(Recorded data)
** START **

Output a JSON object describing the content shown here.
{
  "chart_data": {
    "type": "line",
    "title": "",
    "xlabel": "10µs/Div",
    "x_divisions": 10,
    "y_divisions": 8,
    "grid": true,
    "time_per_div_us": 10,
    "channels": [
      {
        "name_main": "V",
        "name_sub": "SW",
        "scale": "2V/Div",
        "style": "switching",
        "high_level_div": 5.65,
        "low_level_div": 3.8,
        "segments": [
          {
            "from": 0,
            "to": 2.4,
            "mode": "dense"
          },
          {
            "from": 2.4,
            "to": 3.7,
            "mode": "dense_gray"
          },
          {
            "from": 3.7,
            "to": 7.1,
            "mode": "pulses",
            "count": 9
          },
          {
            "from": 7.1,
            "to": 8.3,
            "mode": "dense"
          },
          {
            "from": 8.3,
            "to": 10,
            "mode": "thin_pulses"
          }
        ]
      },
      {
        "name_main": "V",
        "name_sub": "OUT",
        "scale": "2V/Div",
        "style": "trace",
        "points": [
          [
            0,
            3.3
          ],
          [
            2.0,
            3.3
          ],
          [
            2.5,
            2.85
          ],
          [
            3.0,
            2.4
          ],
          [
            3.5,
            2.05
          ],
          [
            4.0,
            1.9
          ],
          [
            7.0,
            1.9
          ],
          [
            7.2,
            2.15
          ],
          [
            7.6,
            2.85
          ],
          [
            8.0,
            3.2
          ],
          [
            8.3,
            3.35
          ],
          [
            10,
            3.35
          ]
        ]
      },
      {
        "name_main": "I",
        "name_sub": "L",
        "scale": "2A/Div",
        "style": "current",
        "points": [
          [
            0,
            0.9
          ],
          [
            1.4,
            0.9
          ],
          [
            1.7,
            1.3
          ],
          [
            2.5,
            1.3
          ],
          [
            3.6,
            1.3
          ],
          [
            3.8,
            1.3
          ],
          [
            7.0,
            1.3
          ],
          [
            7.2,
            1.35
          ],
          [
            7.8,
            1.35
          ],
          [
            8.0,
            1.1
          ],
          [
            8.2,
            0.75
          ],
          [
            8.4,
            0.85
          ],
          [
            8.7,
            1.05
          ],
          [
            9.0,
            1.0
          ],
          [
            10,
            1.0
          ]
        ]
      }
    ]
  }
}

** END **
** START **

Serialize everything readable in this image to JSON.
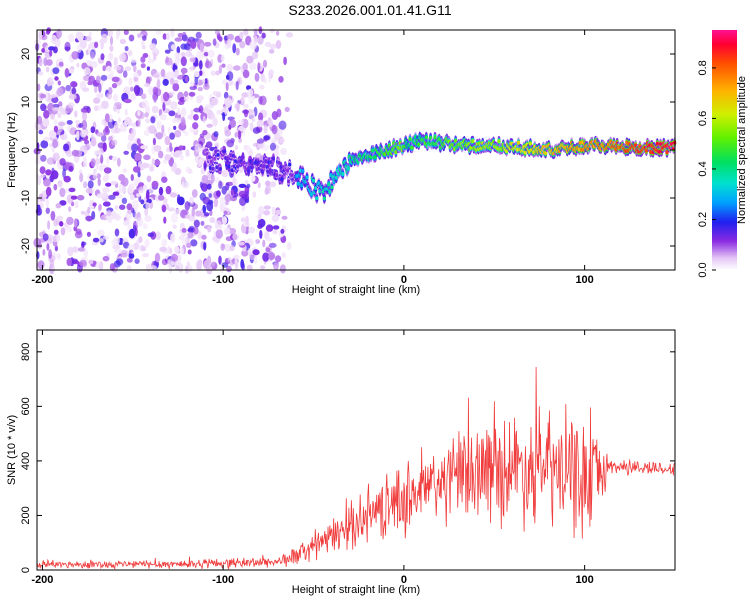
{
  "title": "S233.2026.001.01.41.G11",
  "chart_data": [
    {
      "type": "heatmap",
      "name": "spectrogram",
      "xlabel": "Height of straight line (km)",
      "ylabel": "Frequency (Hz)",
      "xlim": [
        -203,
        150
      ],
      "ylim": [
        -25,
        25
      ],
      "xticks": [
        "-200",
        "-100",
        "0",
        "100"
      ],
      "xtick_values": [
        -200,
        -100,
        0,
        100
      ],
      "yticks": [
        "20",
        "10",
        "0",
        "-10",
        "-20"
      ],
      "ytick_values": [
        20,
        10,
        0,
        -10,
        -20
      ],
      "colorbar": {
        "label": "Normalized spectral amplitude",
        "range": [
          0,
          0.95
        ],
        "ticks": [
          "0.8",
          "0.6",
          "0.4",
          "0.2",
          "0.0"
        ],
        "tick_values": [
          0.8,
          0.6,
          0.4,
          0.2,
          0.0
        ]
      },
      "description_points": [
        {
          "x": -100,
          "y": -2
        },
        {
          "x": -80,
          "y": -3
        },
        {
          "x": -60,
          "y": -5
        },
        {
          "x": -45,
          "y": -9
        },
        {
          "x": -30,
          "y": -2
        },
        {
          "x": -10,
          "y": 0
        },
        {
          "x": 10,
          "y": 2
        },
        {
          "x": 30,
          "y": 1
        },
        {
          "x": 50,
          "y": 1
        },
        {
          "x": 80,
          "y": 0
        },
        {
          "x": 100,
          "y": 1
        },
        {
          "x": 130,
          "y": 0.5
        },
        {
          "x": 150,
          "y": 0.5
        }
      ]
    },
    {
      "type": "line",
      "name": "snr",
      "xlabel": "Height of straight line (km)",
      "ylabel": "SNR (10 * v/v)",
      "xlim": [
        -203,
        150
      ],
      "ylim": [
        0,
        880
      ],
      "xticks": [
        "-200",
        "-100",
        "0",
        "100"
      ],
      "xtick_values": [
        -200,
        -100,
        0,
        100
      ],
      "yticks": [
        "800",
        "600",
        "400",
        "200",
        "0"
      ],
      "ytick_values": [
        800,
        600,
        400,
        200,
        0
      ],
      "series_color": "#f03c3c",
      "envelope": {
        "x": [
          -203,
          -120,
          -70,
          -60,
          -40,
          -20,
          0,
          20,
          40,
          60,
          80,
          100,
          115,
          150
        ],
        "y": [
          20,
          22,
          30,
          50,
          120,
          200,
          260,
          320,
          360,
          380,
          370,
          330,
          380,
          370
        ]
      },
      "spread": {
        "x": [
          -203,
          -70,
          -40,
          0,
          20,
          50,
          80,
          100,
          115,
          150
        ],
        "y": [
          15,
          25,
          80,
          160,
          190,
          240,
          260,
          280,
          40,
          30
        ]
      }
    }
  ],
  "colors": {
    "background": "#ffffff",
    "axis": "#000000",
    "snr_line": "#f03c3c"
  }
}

** END **

▶ _TO DO_
Copy out all lines above that include the string "style".

▶ _THE COMPLETED TASK_
        "style": "switching",
        "style": "trace",
        "style": "current",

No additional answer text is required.